# Materials provided start
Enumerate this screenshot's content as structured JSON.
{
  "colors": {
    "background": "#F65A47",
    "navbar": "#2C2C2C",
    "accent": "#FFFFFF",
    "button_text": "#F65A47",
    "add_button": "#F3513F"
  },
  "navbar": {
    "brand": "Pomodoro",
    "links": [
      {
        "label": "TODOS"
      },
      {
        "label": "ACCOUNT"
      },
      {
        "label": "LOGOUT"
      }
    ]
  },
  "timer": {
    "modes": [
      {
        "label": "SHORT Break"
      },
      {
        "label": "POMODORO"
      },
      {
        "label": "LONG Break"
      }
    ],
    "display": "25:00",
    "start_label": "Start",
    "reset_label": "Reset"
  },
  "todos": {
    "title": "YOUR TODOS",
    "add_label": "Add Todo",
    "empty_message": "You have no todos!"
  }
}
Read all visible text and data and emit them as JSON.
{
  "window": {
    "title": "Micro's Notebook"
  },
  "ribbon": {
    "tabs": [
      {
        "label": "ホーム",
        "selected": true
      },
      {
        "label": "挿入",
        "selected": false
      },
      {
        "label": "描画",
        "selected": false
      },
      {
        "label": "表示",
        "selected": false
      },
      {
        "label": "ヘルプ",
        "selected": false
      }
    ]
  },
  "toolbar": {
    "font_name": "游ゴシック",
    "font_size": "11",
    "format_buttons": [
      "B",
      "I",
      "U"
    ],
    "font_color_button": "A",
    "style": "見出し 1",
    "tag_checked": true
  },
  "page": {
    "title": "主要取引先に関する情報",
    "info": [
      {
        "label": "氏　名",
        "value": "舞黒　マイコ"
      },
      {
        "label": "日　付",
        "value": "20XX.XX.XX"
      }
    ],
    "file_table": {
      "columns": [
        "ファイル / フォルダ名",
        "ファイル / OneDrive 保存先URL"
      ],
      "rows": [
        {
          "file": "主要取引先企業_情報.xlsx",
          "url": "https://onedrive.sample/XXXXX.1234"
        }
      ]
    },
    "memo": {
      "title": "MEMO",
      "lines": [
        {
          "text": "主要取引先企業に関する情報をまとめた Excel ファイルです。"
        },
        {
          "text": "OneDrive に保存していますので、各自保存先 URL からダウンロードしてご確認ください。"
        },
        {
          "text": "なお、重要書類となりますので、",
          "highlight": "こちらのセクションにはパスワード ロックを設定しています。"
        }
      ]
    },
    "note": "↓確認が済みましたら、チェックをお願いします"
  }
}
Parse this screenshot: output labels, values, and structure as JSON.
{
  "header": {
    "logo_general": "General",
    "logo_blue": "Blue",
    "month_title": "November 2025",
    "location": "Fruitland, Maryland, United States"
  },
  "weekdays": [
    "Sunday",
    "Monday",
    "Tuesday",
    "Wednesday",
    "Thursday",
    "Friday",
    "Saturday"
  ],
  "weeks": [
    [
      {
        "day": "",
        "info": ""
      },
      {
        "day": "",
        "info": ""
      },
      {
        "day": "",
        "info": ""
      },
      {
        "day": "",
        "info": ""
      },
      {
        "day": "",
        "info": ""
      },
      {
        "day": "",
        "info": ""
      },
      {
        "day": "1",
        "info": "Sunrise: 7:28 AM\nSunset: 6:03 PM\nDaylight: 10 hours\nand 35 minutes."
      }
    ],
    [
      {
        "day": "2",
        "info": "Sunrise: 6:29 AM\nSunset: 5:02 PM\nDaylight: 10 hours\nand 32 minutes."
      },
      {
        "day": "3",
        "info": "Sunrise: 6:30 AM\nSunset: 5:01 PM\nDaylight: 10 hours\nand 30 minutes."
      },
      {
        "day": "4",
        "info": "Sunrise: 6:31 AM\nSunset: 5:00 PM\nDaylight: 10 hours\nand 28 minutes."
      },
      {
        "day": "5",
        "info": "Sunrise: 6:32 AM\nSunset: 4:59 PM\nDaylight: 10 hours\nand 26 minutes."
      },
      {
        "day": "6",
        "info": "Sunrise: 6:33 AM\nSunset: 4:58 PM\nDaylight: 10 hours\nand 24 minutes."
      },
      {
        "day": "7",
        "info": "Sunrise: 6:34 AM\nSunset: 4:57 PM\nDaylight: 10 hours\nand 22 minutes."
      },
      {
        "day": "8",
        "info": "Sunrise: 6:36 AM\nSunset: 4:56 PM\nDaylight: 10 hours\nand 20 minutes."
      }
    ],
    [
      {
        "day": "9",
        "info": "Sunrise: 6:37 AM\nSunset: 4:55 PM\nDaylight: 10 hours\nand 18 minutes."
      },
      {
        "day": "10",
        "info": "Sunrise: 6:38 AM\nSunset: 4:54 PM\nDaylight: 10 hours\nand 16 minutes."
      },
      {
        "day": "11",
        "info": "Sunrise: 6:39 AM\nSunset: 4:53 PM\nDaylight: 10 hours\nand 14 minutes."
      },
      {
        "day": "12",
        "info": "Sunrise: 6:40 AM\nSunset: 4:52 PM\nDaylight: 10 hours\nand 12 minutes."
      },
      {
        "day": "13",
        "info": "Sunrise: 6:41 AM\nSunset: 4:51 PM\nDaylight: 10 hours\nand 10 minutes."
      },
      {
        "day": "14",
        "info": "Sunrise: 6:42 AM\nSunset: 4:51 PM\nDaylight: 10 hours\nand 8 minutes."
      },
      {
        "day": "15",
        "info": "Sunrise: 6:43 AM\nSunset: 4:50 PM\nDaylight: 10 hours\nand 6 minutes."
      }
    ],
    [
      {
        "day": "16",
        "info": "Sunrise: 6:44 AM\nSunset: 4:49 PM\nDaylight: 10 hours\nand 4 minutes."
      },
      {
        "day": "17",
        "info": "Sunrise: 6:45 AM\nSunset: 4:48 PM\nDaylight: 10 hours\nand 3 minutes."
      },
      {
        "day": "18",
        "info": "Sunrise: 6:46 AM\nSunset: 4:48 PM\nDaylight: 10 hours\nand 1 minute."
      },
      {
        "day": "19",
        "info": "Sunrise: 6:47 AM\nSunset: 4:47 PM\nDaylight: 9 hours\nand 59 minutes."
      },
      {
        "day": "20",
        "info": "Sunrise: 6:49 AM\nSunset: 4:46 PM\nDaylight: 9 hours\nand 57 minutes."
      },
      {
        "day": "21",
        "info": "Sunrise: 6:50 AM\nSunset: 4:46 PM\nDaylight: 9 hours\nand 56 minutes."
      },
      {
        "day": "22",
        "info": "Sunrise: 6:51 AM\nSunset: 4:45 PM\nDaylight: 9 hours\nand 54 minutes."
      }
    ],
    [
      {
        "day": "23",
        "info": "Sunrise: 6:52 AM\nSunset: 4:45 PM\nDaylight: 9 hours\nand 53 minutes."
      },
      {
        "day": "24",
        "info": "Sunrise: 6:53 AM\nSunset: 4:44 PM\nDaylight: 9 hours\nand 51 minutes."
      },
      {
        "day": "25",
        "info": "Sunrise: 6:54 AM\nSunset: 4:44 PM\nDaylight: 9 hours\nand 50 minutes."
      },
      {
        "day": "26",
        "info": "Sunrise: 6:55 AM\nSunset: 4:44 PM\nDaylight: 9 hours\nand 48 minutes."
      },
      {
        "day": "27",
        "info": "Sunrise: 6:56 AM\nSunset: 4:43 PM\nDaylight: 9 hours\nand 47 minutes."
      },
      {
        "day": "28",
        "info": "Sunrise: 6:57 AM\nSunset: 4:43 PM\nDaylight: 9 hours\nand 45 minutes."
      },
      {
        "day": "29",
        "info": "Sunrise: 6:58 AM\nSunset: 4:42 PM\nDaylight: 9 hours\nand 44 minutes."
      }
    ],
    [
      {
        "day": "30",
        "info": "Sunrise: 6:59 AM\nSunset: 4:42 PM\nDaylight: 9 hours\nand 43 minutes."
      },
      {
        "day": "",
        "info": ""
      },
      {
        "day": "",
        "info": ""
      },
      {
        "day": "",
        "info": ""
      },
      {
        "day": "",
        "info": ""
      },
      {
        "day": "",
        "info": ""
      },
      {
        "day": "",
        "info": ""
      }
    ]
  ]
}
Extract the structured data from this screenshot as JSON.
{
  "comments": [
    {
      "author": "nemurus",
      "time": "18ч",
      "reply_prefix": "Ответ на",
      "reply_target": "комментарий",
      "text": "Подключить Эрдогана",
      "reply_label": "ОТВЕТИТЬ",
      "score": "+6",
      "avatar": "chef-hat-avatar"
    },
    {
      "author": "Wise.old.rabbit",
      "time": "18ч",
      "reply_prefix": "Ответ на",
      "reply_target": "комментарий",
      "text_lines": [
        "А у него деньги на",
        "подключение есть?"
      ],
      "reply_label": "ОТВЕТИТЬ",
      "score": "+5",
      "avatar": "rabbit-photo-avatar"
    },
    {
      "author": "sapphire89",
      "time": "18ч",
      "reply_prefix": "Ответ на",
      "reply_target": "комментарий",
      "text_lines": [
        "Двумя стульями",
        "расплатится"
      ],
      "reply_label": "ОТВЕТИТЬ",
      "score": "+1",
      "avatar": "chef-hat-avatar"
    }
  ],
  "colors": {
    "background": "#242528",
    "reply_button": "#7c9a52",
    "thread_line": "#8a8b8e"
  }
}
# Materials provided end
Exercise directions:
Using the records above, please retype only the run of lines from the line holding "Extract the structured" through the last line, both ends included.

Exercise answer:
Extract the structured data from this screenshot as JSON.
{
  "comments": [
    {
      "author": "nemurus",
      "time": "18ч",
      "reply_prefix": "Ответ на",
      "reply_target": "комментарий",
      "text": "Подключить Эрдогана",
      "reply_label": "ОТВЕТИТЬ",
      "score": "+6",
      "avatar": "chef-hat-avatar"
    },
    {
      "author": "Wise.old.rabbit",
      "time": "18ч",
      "reply_prefix": "Ответ на",
      "reply_target": "комментарий",
      "text_lines": [
        "А у него деньги на",
        "подключение есть?"
      ],
      "reply_label": "ОТВЕТИТЬ",
      "score": "+5",
      "avatar": "rabbit-photo-avatar"
    },
    {
      "author": "sapphire89",
      "time": "18ч",
      "reply_prefix": "Ответ на",
      "reply_target": "комментарий",
      "text_lines": [
        "Двумя стульями",
        "расплатится"
      ],
      "reply_label": "ОТВЕТИТЬ",
      "score": "+1",
      "avatar": "chef-hat-avatar"
    }
  ],
  "colors": {
    "background": "#242528",
    "reply_button": "#7c9a52",
    "thread_line": "#8a8b8e"
  }
}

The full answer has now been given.